• _Task requirements_: Return the records that follow unaltered. Omit every picture.

• _Dataset entries_:
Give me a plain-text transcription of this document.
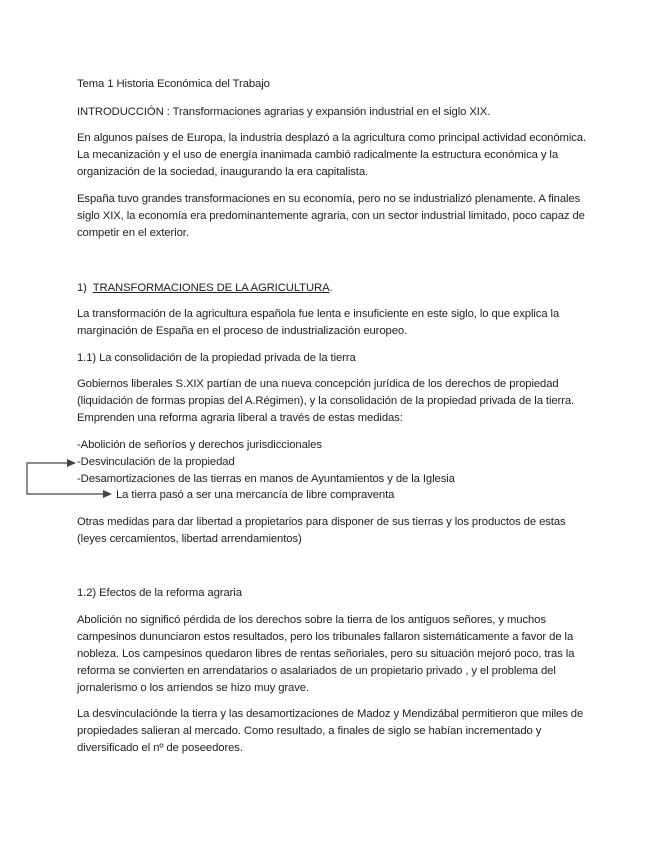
Tema 1 Historia Económica del Trabajo

INTRODUCCIÓN : Transformaciones agrarias y expansión industrial en el siglo XIX.

En algunos países de Europa, la industria desplazó a la agricultura como principal actividad económica. La mecanización y el uso de energía inanimada cambió radicalmente la estructura económica y la organización de la sociedad, inaugurando la era capitalista.

España tuvo grandes transformaciones en su economía, pero no se industrializó plenamente. A finales siglo XIX, la economía era predominantemente agraria, con un sector industrial limitado, poco capaz de competir en el exterior.

1) TRANSFORMACIONES DE LA AGRICULTURA.

La transformación de la agricultura española fue lenta e insuficiente en este siglo, lo que explica la marginación de España en el proceso de industrialización europeo.

1.1) La consolidación de la propiedad privada de la tierra

Gobiernos liberales S.XIX partían de una nueva concepción jurídica de los derechos de propiedad (liquidación de formas propias del A.Régimen), y la consolidación de la propiedad privada de la tierra. Emprenden una reforma agraria liberal a través de estas medidas:

-Abolición de señoríos y derechos jurisdiccionales

-Desvinculación de la propiedad

-Desamortizaciones de las tierras en manos de Ayuntamientos y de la Iglesia

La tierra pasó a ser una mercancía de libre compraventa

Otras medidas para dar libertad a propietarios para disponer de sus tierras y los productos de estas (leyes cercamientos, libertad arrendamientos)

1.2) Efectos de la reforma agraria

Abolición no significó pérdida de los derechos sobre la tierra de los antiguos señores, y muchos campesinos dununciaron estos resultados, pero los tribunales fallaron sistemáticamente a favor de la nobleza. Los campesinos quedaron libres de rentas señoriales, pero su situación mejoró poco, tras la reforma se convierten en arrendatarios o asalariados de un propietario privado , y el problema del jornalerismo o los arriendos se hizo muy grave.

La desvinculaciónde la tierra y las desamortizaciones de Madoz y Mendizábal permitieron que miles de propiedades salieran al mercado. Como resultado, a finales de siglo se habían incrementado y diversificado el nº de poseedores.
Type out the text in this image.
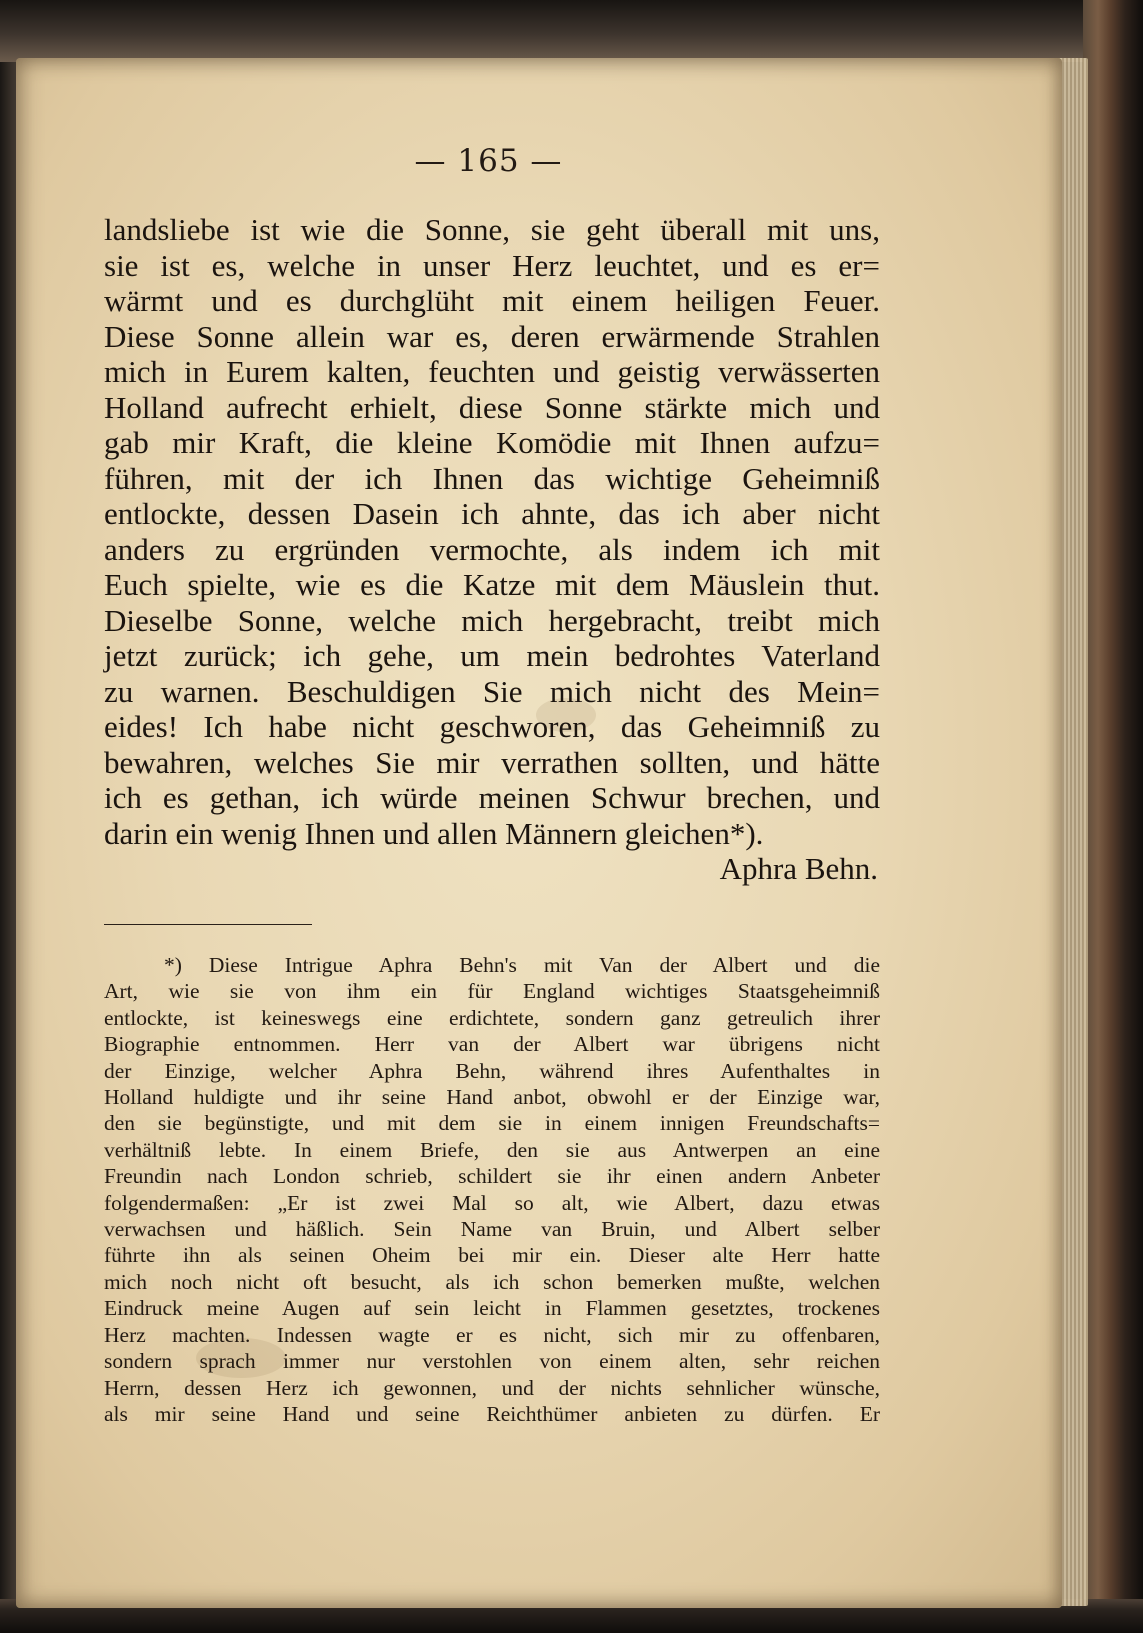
— 165 —
landsliebe ist wie die Sonne, sie geht überall mit uns,
sie ist es, welche in unser Herz leuchtet, und es er=
wärmt und es durchglüht mit einem heiligen Feuer.
Diese Sonne allein war es, deren erwärmende Strahlen
mich in Eurem kalten, feuchten und geistig verwässerten
Holland aufrecht erhielt, diese Sonne stärkte mich und
gab mir Kraft, die kleine Komödie mit Ihnen aufzu=
führen, mit der ich Ihnen das wichtige Geheimniß
entlockte, dessen Dasein ich ahnte, das ich aber nicht
anders zu ergründen vermochte, als indem ich mit
Euch spielte, wie es die Katze mit dem Mäuslein thut.
Dieselbe Sonne, welche mich hergebracht, treibt mich
jetzt zurück; ich gehe, um mein bedrohtes Vaterland
zu warnen. Beschuldigen Sie mich nicht des Mein=
eides! Ich habe nicht geschworen, das Geheimniß zu
bewahren, welches Sie mir verrathen sollten, und hätte
ich es gethan, ich würde meinen Schwur brechen, und
darin ein wenig Ihnen und allen Männern gleichen*).
Aphra Behn.
*) Diese Intrigue Aphra Behn's mit Van der Albert und die
Art, wie sie von ihm ein für England wichtiges Staatsgeheimniß
entlockte, ist keineswegs eine erdichtete, sondern ganz getreulich ihrer
Biographie entnommen. Herr van der Albert war übrigens nicht
der Einzige, welcher Aphra Behn, während ihres Aufenthaltes in
Holland huldigte und ihr seine Hand anbot, obwohl er der Einzige war,
den sie begünstigte, und mit dem sie in einem innigen Freundschafts=
verhältniß lebte. In einem Briefe, den sie aus Antwerpen an eine
Freundin nach London schrieb, schildert sie ihr einen andern Anbeter
folgendermaßen: „Er ist zwei Mal so alt, wie Albert, dazu etwas
verwachsen und häßlich. Sein Name van Bruin, und Albert selber
führte ihn als seinen Oheim bei mir ein. Dieser alte Herr hatte
mich noch nicht oft besucht, als ich schon bemerken mußte, welchen
Eindruck meine Augen auf sein leicht in Flammen gesetztes, trockenes
Herz machten. Indessen wagte er es nicht, sich mir zu offenbaren,
sondern sprach immer nur verstohlen von einem alten, sehr reichen
Herrn, dessen Herz ich gewonnen, und der nichts sehnlicher wünsche,
als mir seine Hand und seine Reichthümer anbieten zu dürfen. Er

• _Exercise output_:
Give me a plain-text transcription of this document.
Tema 1 Historia Económica del Trabajo

INTRODUCCIÓN : Transformaciones agrarias y expansión industrial en el siglo XIX.

En algunos países de Europa, la industria desplazó a la agricultura como principal actividad económica. La mecanización y el uso de energía inanimada cambió radicalmente la estructura económica y la organización de la sociedad, inaugurando la era capitalista.

España tuvo grandes transformaciones en su economía, pero no se industrializó plenamente. A finales siglo XIX, la economía era predominantemente agraria, con un sector industrial limitado, poco capaz de competir en el exterior.

1) TRANSFORMACIONES DE LA AGRICULTURA.

La transformación de la agricultura española fue lenta e insuficiente en este siglo, lo que explica la marginación de España en el proceso de industrialización europeo.

1.1) La consolidación de la propiedad privada de la tierra

Gobiernos liberales S.XIX partían de una nueva concepción jurídica de los derechos de propiedad (liquidación de formas propias del A.Régimen), y la consolidación de la propiedad privada de la tierra. Emprenden una reforma agraria liberal a través de estas medidas:

-Abolición de señoríos y derechos jurisdiccionales

-Desvinculación de la propiedad

-Desamortizaciones de las tierras en manos de Ayuntamientos y de la Iglesia

La tierra pasó a ser una mercancía de libre compraventa

Otras medidas para dar libertad a propietarios para disponer de sus tierras y los productos de estas (leyes cercamientos, libertad arrendamientos)

1.2) Efectos de la reforma agraria

Abolición no significó pérdida de los derechos sobre la tierra de los antiguos señores, y muchos campesinos dununciaron estos resultados, pero los tribunales fallaron sistemáticamente a favor de la nobleza. Los campesinos quedaron libres de rentas señoriales, pero su situación mejoró poco, tras la reforma se convierten en arrendatarios o asalariados de un propietario privado , y el problema del jornalerismo o los arriendos se hizo muy grave.

La desvinculaciónde la tierra y las desamortizaciones de Madoz y Mendizábal permitieron que miles de propiedades salieran al mercado. Como resultado, a finales de siglo se habían incrementado y diversificado el nº de poseedores.
Type out the text in this image.
— 165 —
landsliebe ist wie die Sonne, sie geht überall mit uns,
sie ist es, welche in unser Herz leuchtet, und es er=
wärmt und es durchglüht mit einem heiligen Feuer.
Diese Sonne allein war es, deren erwärmende Strahlen
mich in Eurem kalten, feuchten und geistig verwässerten
Holland aufrecht erhielt, diese Sonne stärkte mich und
gab mir Kraft, die kleine Komödie mit Ihnen aufzu=
führen, mit der ich Ihnen das wichtige Geheimniß
entlockte, dessen Dasein ich ahnte, das ich aber nicht
anders zu ergründen vermochte, als indem ich mit
Euch spielte, wie es die Katze mit dem Mäuslein thut.
Dieselbe Sonne, welche mich hergebracht, treibt mich
jetzt zurück; ich gehe, um mein bedrohtes Vaterland
zu warnen. Beschuldigen Sie mich nicht des Mein=
eides! Ich habe nicht geschworen, das Geheimniß zu
bewahren, welches Sie mir verrathen sollten, und hätte
ich es gethan, ich würde meinen Schwur brechen, und
darin ein wenig Ihnen und allen Männern gleichen*).
Aphra Behn.
*) Diese Intrigue Aphra Behn's mit Van der Albert und die
Art, wie sie von ihm ein für England wichtiges Staatsgeheimniß
entlockte, ist keineswegs eine erdichtete, sondern ganz getreulich ihrer
Biographie entnommen. Herr van der Albert war übrigens nicht
der Einzige, welcher Aphra Behn, während ihres Aufenthaltes in
Holland huldigte und ihr seine Hand anbot, obwohl er der Einzige war,
den sie begünstigte, und mit dem sie in einem innigen Freundschafts=
verhältniß lebte. In einem Briefe, den sie aus Antwerpen an eine
Freundin nach London schrieb, schildert sie ihr einen andern Anbeter
folgendermaßen: „Er ist zwei Mal so alt, wie Albert, dazu etwas
verwachsen und häßlich. Sein Name van Bruin, und Albert selber
führte ihn als seinen Oheim bei mir ein. Dieser alte Herr hatte
mich noch nicht oft besucht, als ich schon bemerken mußte, welchen
Eindruck meine Augen auf sein leicht in Flammen gesetztes, trockenes
Herz machten. Indessen wagte er es nicht, sich mir zu offenbaren,
sondern sprach immer nur verstohlen von einem alten, sehr reichen
Herrn, dessen Herz ich gewonnen, und der nichts sehnlicher wünsche,
als mir seine Hand und seine Reichthümer anbieten zu dürfen. Er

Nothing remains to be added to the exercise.